WHAT THE EXERCISE ASKS =>
Return each line containing the string "lorsque".
══ RECORDS SUPPLIED ══
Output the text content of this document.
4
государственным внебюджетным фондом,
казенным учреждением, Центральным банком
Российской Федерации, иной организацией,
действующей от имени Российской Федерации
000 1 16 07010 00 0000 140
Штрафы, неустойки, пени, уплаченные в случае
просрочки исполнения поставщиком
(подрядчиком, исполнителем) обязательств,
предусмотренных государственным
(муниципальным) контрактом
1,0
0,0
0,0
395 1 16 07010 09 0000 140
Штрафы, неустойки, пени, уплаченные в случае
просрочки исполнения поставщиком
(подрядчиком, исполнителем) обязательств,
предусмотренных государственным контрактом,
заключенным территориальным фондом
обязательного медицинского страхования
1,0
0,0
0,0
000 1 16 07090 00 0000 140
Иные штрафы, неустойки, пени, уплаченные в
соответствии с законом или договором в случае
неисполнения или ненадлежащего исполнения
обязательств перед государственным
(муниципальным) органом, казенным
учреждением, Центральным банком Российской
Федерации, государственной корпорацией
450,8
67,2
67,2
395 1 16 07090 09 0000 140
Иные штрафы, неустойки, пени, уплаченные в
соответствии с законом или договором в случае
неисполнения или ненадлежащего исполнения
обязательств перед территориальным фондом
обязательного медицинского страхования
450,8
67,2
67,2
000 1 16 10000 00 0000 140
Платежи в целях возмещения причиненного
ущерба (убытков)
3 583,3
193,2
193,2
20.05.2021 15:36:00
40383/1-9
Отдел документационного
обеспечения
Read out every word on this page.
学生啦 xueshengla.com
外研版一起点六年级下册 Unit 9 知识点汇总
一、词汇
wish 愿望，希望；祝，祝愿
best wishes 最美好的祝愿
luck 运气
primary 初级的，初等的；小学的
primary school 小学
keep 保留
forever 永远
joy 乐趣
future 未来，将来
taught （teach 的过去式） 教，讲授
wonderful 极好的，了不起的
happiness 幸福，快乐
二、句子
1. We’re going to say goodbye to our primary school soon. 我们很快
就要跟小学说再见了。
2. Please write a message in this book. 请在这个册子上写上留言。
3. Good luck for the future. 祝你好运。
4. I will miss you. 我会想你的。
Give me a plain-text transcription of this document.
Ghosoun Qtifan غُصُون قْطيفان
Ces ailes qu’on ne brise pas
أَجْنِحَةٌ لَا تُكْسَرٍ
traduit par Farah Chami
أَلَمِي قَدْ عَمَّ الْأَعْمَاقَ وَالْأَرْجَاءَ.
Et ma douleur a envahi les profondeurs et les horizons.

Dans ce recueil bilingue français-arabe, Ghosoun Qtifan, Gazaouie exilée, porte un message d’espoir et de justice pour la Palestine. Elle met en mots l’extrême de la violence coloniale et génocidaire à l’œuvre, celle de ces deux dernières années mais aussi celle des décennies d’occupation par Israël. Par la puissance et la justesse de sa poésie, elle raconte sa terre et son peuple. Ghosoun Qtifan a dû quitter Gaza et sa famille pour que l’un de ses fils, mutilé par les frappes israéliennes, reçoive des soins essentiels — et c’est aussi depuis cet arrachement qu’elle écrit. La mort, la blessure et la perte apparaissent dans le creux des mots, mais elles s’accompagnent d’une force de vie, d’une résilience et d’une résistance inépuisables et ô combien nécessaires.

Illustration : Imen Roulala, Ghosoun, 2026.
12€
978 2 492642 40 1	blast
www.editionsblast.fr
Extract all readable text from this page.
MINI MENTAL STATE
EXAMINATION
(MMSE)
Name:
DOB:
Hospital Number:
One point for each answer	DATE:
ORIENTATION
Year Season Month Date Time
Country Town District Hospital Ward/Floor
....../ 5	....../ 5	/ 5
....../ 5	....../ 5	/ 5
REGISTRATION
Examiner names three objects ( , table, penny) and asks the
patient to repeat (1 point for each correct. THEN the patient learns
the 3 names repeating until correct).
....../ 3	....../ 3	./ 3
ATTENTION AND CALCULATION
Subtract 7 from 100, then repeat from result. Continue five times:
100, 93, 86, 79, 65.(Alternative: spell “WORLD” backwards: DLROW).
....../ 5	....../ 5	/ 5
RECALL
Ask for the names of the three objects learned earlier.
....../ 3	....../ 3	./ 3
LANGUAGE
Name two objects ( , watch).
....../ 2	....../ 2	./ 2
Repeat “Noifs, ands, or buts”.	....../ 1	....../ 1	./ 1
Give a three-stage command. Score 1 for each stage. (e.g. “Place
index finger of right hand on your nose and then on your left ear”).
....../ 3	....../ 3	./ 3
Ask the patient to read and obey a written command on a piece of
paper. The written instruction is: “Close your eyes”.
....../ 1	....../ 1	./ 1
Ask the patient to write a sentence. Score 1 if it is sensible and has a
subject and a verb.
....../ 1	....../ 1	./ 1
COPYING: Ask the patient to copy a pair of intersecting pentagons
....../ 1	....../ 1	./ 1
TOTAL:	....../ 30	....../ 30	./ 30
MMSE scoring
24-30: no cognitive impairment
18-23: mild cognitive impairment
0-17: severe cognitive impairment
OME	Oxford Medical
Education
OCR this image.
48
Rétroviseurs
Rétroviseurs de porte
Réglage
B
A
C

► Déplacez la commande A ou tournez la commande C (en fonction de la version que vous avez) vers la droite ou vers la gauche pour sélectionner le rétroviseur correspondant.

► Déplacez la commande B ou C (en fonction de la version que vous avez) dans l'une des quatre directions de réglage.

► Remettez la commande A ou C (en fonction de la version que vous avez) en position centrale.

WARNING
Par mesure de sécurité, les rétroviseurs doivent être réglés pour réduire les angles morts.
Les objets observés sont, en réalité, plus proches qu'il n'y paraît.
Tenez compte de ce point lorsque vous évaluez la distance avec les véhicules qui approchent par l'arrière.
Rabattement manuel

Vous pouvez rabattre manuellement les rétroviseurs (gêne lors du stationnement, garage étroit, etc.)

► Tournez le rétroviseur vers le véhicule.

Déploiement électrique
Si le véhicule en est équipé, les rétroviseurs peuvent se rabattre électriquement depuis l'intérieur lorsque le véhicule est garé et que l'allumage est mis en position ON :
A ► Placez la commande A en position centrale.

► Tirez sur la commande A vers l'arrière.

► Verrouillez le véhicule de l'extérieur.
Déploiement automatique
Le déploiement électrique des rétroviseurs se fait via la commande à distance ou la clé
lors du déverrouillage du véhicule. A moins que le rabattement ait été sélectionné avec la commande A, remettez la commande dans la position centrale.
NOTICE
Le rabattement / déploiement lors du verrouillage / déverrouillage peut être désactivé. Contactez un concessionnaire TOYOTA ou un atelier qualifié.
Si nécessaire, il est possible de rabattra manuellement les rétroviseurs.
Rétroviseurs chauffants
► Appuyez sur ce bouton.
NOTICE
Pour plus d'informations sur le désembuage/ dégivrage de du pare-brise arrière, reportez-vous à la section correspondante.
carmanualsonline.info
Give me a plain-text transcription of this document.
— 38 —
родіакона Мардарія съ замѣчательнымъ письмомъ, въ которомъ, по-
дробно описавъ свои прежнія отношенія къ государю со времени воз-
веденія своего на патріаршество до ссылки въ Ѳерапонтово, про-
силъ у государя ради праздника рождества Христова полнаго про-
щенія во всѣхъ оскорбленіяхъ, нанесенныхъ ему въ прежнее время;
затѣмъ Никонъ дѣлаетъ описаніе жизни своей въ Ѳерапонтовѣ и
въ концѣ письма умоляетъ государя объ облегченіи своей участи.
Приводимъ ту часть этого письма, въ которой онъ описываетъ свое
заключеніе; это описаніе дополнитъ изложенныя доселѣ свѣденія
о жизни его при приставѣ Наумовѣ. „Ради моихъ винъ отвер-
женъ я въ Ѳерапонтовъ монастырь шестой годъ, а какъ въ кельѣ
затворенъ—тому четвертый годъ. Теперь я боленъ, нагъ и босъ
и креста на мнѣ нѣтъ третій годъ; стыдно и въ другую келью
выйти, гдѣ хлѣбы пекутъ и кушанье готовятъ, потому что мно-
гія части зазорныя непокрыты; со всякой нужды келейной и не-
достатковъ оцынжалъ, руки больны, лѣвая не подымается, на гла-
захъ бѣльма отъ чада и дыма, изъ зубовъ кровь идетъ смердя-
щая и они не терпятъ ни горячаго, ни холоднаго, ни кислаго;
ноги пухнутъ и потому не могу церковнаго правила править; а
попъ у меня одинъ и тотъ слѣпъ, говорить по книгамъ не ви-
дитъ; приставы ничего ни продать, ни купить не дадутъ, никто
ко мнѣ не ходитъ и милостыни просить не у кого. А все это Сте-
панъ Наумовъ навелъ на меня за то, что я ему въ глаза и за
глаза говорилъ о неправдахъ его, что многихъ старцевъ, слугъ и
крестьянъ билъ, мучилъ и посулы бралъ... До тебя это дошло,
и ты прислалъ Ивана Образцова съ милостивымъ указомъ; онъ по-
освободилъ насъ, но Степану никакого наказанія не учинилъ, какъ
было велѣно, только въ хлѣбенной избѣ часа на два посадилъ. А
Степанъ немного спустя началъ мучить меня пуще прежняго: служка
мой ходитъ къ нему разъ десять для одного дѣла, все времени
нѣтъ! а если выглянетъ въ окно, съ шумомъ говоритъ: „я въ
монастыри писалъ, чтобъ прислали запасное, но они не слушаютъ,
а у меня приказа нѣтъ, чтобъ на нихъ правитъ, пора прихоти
═══
ANSWER BELOW =>
Tenez compte de ce point lorsque vous évaluez la distance avec les véhicules qui approchent par l'arrière.
Si le véhicule en est équipé, les rétroviseurs peuvent se rabattre électriquement depuis l'intérieur lorsque le véhicule est garé et que l'allumage est mis en position ON :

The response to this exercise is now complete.